(Data records)
-------
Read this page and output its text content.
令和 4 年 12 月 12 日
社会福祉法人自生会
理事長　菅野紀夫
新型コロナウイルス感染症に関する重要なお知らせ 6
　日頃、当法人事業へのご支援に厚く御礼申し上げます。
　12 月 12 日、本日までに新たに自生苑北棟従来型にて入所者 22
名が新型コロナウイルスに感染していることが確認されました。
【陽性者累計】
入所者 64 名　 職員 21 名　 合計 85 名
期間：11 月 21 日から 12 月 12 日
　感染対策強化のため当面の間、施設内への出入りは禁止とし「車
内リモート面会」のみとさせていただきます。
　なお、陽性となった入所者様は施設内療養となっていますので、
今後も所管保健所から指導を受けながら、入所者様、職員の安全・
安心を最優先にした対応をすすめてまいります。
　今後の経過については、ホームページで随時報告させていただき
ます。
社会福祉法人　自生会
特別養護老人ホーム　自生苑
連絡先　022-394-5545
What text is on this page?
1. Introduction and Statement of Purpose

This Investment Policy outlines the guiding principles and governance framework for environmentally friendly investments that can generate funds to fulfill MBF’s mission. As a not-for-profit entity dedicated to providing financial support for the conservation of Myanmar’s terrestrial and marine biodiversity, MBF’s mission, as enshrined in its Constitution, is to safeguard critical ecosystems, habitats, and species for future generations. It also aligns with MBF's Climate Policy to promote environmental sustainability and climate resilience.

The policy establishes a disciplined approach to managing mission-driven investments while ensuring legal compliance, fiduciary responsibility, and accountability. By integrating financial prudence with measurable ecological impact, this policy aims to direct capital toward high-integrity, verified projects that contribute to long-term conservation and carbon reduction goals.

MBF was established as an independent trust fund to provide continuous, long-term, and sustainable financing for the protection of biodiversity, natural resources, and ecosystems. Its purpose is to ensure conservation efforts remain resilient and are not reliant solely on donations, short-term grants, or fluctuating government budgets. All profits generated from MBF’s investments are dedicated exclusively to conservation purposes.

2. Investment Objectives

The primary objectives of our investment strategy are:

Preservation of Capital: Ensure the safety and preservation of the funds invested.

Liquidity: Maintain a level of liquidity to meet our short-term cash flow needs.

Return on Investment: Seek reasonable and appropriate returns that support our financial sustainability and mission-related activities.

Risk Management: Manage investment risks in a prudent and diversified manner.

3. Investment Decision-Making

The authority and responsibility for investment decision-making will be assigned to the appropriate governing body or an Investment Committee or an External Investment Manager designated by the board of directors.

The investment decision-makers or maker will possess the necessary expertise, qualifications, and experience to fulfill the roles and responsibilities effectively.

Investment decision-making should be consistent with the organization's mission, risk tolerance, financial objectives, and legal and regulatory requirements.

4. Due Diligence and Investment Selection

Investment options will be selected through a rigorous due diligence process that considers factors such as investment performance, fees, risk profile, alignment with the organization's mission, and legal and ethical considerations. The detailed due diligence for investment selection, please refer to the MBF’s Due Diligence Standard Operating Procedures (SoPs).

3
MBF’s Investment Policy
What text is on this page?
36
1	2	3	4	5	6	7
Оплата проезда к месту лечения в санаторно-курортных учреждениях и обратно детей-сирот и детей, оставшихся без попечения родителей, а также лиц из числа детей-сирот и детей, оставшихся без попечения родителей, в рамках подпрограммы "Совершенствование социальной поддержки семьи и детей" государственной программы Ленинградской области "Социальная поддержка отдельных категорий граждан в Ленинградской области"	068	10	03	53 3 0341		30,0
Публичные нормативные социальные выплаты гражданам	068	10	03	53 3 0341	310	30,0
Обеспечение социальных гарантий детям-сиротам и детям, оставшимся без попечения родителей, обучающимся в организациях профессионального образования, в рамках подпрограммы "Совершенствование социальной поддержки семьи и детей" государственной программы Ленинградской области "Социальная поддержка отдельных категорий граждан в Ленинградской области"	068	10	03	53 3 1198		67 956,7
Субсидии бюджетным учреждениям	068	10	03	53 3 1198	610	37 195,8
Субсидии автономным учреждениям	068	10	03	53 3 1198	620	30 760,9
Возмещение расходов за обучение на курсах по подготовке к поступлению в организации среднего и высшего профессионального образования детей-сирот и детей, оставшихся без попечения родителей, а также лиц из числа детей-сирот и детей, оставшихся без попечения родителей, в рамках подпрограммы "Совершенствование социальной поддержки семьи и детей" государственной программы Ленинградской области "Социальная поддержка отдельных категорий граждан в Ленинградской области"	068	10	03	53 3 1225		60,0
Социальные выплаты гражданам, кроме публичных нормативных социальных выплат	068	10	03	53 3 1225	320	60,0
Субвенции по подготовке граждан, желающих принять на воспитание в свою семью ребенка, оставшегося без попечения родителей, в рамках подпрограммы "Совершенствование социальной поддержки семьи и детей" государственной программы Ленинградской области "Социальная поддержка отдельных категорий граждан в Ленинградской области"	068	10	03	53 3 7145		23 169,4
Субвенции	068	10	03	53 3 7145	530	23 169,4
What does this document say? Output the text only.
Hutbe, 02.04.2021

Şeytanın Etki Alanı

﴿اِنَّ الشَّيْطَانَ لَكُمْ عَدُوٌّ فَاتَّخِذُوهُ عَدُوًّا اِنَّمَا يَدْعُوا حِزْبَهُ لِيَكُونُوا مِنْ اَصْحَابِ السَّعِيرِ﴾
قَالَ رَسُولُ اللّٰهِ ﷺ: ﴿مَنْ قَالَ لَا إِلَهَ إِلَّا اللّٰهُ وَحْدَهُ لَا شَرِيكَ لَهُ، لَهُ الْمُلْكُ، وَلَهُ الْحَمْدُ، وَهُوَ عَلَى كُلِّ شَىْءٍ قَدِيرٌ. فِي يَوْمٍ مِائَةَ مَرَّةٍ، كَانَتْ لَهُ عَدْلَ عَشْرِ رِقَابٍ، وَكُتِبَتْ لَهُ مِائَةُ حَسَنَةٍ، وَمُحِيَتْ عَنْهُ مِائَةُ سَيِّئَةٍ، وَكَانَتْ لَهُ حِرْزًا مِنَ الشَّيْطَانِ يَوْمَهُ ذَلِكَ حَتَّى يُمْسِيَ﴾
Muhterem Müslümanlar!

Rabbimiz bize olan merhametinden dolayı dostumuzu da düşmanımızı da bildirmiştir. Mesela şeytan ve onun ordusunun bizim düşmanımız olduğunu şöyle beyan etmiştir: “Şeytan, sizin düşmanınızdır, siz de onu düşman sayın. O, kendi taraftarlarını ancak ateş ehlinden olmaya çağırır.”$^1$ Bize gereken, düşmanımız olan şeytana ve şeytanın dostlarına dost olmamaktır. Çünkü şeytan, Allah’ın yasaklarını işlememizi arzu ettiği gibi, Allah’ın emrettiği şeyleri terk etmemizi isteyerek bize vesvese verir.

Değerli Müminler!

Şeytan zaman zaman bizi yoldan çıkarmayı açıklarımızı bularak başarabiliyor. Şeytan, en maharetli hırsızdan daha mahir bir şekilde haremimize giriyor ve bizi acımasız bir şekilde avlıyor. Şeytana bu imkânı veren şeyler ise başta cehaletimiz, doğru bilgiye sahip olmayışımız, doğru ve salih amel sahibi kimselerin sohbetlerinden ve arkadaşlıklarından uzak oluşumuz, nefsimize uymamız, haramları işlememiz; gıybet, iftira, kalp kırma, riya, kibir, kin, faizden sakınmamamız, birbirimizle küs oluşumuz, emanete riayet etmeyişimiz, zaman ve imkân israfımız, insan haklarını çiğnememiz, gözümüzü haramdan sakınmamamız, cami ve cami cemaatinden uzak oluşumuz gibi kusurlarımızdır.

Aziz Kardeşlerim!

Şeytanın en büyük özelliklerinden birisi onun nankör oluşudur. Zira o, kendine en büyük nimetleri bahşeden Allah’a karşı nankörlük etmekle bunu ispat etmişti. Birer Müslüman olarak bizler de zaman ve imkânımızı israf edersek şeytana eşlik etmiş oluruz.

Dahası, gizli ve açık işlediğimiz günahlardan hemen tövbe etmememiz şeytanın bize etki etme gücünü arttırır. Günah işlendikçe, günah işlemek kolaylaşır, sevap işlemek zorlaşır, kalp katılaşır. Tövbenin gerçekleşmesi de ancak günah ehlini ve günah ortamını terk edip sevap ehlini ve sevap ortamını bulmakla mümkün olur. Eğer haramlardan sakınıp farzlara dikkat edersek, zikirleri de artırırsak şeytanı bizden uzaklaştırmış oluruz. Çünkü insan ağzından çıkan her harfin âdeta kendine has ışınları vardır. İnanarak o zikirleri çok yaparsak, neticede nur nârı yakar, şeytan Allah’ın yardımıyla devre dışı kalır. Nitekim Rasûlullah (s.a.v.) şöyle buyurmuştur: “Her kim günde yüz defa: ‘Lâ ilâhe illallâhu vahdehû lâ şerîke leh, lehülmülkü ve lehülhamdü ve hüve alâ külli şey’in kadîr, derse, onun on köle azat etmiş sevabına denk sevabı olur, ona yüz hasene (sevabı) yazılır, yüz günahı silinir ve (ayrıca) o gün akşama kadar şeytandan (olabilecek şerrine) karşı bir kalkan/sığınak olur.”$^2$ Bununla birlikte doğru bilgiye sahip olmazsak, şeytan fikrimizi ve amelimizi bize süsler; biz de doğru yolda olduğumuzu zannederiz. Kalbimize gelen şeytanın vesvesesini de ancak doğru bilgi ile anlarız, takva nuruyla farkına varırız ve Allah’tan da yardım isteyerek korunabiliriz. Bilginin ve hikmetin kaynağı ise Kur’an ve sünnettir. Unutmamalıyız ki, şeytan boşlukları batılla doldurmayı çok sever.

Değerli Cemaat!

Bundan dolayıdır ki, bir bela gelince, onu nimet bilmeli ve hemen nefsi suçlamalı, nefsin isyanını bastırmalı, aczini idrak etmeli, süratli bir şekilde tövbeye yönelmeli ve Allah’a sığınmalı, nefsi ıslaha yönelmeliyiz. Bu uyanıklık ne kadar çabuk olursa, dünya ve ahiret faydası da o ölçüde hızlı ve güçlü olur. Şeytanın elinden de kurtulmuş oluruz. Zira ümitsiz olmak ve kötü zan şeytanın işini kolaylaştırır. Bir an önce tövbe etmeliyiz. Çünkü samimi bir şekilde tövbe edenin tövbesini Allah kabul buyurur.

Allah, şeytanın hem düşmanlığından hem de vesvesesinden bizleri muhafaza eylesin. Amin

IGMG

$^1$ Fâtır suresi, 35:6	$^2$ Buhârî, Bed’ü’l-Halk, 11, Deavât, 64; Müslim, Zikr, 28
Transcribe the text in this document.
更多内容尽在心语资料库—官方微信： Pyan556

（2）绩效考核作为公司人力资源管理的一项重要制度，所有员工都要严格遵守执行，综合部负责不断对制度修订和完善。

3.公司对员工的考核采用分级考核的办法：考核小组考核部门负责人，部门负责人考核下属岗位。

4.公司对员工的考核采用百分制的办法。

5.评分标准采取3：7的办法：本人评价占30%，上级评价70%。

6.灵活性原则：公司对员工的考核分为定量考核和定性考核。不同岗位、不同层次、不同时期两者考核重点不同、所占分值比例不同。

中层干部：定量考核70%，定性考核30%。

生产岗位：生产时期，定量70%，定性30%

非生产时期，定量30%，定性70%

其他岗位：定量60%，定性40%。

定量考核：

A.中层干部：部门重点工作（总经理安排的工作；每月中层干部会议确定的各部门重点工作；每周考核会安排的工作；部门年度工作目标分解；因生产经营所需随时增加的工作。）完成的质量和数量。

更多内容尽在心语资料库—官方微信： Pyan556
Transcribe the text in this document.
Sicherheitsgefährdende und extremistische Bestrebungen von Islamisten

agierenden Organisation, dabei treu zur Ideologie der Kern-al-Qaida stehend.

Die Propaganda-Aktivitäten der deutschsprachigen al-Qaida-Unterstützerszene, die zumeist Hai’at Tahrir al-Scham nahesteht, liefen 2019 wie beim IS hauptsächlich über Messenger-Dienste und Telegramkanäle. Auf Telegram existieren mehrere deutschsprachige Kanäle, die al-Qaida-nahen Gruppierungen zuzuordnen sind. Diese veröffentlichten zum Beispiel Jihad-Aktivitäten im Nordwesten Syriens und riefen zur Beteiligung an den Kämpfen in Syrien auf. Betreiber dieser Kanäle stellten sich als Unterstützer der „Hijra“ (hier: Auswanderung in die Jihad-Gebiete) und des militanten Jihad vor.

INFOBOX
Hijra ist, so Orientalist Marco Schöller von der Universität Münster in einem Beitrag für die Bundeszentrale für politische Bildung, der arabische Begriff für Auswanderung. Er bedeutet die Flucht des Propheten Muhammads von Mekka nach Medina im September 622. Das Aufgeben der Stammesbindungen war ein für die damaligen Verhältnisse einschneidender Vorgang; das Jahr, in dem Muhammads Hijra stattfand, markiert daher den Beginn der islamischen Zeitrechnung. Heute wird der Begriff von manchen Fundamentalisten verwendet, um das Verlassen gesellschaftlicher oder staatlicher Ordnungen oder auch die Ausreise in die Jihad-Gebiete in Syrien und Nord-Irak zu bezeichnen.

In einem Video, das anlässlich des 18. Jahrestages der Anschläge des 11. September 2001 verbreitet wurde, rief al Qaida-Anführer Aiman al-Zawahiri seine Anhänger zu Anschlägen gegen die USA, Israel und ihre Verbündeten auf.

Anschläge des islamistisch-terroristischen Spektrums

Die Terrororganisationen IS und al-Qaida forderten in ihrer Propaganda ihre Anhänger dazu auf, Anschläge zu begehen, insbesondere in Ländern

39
-------
Lines holding the word "conservation" in the entries above are the ones to pull out. Copy them all.

This Investment Policy outlines the guiding principles and governance framework for environmentally friendly investments that can generate funds to fulfill MBF’s mission. As a not-for-profit entity dedicated to providing financial support for the conservation of Myanmar’s terrestrial and marine biodiversity, MBF’s mission, as enshrined in its Constitution, is to safeguard critical ecosystems, habitats, and species for future generations. It also aligns with MBF's Climate Policy to promote environmental sustainability and climate resilience.
The policy establishes a disciplined approach to managing mission-driven investments while ensuring legal compliance, fiduciary responsibility, and accountability. By integrating financial prudence with measurable ecological impact, this policy aims to direct capital toward high-integrity, verified projects that contribute to long-term conservation and carbon reduction goals.
MBF was established as an independent trust fund to provide continuous, long-term, and sustainable financing for the protection of biodiversity, natural resources, and ecosystems. Its purpose is to ensure conservation efforts remain resilient and are not reliant solely on donations, short-term grants, or fluctuating government budgets. All profits generated from MBF’s investments are dedicated exclusively to conservation purposes.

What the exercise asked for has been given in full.